Your objective
Copy every line of the entries that includes the word "program".

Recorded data
========

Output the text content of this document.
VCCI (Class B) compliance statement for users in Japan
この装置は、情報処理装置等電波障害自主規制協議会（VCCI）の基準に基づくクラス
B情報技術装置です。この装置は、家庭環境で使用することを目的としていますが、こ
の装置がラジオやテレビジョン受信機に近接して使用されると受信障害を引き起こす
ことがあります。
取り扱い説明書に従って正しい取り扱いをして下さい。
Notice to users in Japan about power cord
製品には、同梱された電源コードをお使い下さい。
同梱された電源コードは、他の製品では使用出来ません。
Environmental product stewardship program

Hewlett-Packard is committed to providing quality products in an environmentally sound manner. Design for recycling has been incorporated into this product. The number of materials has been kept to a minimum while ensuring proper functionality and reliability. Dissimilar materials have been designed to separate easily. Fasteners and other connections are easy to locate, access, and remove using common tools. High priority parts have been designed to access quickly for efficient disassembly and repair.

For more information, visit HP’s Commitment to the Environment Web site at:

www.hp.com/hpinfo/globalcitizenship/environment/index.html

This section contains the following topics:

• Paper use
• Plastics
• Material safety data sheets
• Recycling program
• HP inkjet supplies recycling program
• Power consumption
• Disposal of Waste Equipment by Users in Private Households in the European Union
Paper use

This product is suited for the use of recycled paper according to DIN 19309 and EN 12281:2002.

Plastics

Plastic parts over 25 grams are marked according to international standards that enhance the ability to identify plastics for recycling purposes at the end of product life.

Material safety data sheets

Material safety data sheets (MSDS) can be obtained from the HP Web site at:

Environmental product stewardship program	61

========

Problem solution
Environmental product stewardship program
• Recycling program
• HP inkjet supplies recycling program
Environmental product stewardship program	61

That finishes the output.